WHAT THE TASK REQUIRES> Can you give the stretch of the passage on rank-based tests from "Aligned Jaeckel, Hettmansperger-McKean" through "this approach is." again, replacing "strata variable" with "stratification variable" throughout?

The propensity score $P_{i}$ is computed first. Here, we assume a linear regression model, $Y = β_{0} + β_{1} T r t + P_{i} β_{2} + e$ . The null hypothesis for test is $β_{1} = 0$ . ${\hat{β}}_{1}$ is estimated in the similar way as JHM(x) and the test statistic is computed as the difference of the dispersion function under null hypothesis and the dispersion function under alternative hypothesis. Similar to JHM(x), the test statistic is a function of difference of the realization of dispersion function under null hypothesis and the alternative hypothesis.

Aligned Jaeckel, Hettmansperger-McKean test adjusted for propensity score (excluding strata variable)

In this approach, a strata variable is also included in the true model and the true model under this approach is.

\begin{array}{l} Y = β_{0} + β_{1} T r t + X_{s} β_{2} + X^{'} β + e & (7) \end{array}

The null hypothesis for test is $β_{1} = 0$ , and remaining $β$ not specified. In this approach, the strata effect is aligned first before Jaeckel, Hettmansperger-McKean Test. The response variable is adjusted by alignment within each strata and the k^th strata effect is estimated by the Walsh average ${\hat{δ}}_{i}$ , ${\hat{δ}}_{i} = median \{\frac{Y_{i} + Y_{j}}{2}, i \leq j = 1, \dots, n\}$ , here $n$ is number of subjects in k^th strata and $Y_{i}^{align} = Y_{i} - {\hat{δ}}_{i}$ , where $Y_{i}$ is subjects in the k^th strata. ${\hat{β}}_{1}$ is estimated such that a dispersion function $D_{J} (Y_{i}^{align} - β_{1} T r t_{i} - {X_{i}}^{'} β) = \sum a (R_{i} (β)) (Y_{i}^{align} - β_{1} T r t_{i} - {X_{i}}^{'} β)$ .

SOURCE EXCERPT>
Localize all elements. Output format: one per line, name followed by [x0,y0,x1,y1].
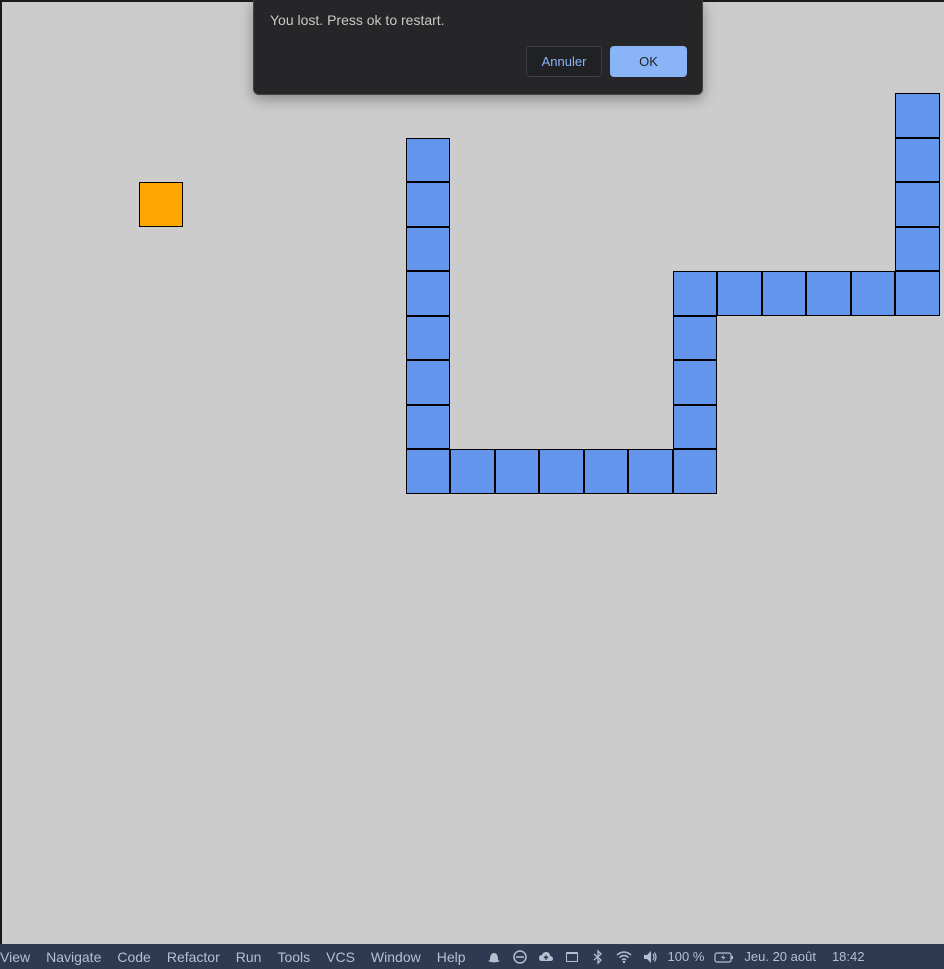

OUTPUT OF THE EXERCISE>
Aligned Jaeckel, Hettmansperger-McKean test adjusted for propensity score (excluding stratification variable)

In this approach, a stratification variable is also included in the true model and the true model under this approach is.